Your instructions → Find the number of lines below in which the word "Rate" appears, and write that number only.

Information provided →
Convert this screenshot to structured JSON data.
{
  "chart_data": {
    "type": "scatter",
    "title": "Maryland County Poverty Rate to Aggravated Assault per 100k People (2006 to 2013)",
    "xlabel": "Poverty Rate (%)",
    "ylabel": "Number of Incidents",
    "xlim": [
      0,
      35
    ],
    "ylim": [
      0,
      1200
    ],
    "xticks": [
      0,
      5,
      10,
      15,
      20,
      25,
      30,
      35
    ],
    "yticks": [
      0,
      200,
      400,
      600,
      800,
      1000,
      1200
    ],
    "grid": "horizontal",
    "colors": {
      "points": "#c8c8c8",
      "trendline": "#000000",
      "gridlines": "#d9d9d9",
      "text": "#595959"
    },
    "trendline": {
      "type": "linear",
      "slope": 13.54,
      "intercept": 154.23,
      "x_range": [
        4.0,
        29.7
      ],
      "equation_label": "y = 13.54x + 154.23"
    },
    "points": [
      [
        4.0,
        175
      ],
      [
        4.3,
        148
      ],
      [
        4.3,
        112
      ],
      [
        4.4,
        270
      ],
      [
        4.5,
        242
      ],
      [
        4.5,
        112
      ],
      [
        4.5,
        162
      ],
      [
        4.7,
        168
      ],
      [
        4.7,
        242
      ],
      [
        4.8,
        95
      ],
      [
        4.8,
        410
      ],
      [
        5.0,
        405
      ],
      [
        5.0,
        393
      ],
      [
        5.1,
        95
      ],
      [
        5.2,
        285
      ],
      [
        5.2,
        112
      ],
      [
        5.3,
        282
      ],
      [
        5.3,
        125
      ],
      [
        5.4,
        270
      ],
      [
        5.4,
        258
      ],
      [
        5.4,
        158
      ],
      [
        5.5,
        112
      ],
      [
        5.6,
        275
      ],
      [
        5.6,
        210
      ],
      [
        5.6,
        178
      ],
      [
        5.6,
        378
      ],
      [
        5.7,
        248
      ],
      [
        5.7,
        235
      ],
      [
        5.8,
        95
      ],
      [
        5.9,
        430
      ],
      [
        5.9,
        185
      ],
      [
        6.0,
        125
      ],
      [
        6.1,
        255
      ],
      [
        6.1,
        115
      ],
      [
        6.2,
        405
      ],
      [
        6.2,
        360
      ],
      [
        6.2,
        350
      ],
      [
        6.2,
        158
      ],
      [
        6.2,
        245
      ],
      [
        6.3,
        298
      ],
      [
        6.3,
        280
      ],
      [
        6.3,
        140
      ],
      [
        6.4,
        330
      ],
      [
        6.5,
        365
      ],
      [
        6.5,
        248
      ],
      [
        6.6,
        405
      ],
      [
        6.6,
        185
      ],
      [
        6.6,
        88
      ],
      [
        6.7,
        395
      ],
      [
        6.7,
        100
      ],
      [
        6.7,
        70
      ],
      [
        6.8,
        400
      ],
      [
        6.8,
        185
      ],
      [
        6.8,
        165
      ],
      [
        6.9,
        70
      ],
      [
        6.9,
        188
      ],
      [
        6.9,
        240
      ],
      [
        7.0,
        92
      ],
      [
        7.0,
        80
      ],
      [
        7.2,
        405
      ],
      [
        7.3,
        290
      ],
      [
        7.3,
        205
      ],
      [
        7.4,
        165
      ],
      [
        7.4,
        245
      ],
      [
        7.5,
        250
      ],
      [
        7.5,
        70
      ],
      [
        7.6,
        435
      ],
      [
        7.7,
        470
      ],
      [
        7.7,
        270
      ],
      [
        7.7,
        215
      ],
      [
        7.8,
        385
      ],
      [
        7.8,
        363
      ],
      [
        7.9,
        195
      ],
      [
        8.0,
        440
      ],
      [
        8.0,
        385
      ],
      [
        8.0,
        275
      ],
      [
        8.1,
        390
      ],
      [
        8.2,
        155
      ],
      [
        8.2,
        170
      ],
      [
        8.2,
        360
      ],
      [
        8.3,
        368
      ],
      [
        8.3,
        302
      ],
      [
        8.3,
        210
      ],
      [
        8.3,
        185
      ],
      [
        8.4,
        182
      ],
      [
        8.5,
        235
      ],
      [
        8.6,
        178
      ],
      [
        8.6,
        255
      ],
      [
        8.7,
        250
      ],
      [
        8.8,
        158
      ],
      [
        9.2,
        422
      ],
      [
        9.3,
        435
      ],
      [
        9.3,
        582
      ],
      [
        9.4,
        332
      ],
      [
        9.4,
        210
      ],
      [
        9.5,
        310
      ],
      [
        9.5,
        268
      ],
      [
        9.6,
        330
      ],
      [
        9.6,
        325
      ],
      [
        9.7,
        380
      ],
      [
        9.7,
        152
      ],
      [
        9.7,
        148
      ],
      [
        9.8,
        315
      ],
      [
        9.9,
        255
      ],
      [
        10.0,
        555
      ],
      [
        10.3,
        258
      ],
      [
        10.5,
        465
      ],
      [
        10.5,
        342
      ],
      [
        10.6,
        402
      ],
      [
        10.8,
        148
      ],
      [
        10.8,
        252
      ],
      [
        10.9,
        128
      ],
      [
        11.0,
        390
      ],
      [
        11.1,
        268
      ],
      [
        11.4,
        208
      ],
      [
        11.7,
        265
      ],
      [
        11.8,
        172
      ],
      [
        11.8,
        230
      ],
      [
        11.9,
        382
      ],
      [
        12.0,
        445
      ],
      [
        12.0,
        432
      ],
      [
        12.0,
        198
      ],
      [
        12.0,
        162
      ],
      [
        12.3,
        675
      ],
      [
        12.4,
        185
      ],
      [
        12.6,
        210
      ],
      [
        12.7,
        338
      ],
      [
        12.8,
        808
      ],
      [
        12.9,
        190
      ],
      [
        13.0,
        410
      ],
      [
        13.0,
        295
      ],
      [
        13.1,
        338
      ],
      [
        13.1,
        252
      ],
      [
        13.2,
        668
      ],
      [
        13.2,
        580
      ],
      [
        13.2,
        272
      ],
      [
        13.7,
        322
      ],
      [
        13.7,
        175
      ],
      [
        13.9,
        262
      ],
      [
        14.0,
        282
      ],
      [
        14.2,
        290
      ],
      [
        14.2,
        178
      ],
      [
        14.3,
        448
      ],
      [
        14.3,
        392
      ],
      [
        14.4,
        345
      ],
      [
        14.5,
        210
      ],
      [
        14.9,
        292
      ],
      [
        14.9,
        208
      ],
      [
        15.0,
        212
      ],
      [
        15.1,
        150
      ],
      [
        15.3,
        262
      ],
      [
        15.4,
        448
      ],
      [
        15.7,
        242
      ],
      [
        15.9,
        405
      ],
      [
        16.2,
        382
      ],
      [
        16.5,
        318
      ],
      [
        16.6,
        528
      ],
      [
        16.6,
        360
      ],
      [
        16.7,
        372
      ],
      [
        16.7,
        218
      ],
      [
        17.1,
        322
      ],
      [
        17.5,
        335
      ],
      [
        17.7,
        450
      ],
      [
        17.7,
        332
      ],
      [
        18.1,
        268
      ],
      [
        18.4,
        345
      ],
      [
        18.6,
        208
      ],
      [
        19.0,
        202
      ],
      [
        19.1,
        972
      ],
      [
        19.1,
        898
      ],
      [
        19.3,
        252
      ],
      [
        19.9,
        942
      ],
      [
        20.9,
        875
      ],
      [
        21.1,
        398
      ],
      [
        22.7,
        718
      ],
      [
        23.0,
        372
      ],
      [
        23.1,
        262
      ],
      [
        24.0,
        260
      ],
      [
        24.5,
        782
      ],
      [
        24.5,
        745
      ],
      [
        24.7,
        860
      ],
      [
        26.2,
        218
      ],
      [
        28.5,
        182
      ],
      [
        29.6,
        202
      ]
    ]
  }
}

The result → 2